From the listing below, pick out each line with the word "ylabel".

Excerpts from a figure dataset
────
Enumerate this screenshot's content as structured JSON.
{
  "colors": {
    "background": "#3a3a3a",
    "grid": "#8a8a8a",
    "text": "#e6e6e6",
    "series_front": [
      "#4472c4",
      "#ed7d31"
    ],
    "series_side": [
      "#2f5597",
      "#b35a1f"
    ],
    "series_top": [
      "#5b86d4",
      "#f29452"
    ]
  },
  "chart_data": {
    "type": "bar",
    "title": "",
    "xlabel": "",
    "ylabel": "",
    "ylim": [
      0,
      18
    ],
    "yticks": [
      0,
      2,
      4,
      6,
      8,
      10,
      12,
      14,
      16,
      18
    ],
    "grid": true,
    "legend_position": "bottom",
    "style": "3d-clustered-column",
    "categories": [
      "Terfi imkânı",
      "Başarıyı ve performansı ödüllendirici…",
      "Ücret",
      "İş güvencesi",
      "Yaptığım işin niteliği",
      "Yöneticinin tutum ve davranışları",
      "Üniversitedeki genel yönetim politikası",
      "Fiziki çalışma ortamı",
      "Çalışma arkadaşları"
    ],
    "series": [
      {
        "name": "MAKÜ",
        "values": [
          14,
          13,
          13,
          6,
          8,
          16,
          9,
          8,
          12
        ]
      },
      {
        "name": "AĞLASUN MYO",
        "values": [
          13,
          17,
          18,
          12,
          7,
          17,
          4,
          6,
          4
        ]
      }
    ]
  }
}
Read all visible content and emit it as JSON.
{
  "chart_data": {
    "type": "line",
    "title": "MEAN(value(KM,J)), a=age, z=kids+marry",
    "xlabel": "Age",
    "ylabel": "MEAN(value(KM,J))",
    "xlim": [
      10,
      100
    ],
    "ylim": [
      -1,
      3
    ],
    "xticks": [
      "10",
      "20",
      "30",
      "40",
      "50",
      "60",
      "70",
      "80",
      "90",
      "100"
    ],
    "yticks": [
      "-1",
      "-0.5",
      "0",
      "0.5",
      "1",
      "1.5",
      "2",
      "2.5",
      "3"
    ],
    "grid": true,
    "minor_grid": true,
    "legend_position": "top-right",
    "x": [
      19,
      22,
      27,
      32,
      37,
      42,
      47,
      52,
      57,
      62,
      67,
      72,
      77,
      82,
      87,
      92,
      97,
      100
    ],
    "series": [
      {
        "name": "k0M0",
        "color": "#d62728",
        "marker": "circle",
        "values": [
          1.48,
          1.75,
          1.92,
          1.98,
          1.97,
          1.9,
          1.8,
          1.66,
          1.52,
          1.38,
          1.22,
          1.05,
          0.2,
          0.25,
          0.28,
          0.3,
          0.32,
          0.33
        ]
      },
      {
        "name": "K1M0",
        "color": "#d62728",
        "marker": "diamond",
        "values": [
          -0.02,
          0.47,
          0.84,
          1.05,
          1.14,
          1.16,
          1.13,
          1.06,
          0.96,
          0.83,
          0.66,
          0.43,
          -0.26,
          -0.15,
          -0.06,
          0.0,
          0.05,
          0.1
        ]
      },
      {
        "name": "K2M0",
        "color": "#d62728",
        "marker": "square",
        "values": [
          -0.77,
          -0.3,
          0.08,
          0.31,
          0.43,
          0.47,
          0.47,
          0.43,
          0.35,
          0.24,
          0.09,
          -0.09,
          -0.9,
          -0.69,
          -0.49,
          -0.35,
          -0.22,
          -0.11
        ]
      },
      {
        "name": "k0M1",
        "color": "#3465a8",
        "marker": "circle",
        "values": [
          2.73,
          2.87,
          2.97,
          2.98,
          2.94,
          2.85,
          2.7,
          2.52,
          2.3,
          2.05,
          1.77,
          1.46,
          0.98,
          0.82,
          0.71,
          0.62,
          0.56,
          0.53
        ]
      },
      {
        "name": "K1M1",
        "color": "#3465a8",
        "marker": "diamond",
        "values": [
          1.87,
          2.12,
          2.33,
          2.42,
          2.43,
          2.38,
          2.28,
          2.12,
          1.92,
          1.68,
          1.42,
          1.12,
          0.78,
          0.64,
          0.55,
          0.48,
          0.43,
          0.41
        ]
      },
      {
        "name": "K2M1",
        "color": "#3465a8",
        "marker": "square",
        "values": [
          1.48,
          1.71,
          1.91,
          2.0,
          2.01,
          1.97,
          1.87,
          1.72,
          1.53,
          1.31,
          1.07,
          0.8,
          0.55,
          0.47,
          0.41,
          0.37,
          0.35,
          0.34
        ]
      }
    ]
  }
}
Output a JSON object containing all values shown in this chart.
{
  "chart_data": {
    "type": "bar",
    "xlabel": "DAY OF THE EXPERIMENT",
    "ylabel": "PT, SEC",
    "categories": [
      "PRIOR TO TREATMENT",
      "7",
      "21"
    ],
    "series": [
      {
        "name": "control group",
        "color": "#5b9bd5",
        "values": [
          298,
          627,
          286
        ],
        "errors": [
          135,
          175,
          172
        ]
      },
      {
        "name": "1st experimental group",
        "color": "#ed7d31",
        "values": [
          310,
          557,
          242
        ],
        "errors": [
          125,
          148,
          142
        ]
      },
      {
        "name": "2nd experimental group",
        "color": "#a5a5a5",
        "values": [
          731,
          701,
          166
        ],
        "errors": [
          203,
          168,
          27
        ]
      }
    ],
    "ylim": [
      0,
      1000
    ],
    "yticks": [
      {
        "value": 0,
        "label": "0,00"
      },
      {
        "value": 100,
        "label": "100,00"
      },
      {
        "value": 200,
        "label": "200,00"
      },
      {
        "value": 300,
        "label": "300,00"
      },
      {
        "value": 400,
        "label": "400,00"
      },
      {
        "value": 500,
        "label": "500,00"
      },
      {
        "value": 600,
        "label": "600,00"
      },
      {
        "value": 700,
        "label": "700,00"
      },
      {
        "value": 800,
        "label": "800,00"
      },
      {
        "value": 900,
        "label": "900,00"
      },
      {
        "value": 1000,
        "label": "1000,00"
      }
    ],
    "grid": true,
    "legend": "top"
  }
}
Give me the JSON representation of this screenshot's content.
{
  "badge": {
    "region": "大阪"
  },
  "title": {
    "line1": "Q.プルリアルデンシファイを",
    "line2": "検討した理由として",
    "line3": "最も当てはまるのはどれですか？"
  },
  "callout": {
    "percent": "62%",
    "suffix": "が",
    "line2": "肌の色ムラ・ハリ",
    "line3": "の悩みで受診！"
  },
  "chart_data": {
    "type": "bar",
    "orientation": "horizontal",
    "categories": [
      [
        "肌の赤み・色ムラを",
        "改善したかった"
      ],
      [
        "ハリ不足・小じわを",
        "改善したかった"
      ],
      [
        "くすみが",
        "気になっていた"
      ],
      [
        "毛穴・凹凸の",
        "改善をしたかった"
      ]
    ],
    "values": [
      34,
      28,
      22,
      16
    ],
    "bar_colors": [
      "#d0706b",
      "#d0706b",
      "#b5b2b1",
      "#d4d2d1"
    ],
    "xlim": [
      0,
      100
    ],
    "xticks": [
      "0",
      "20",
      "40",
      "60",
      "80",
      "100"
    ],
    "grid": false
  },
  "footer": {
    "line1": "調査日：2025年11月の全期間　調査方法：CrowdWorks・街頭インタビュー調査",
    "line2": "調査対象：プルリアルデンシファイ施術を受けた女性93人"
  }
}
────
Complete answer
    "ylabel": "",
    "ylabel": "MEAN(value(KM,J))",
    "ylabel": "PT, SEC",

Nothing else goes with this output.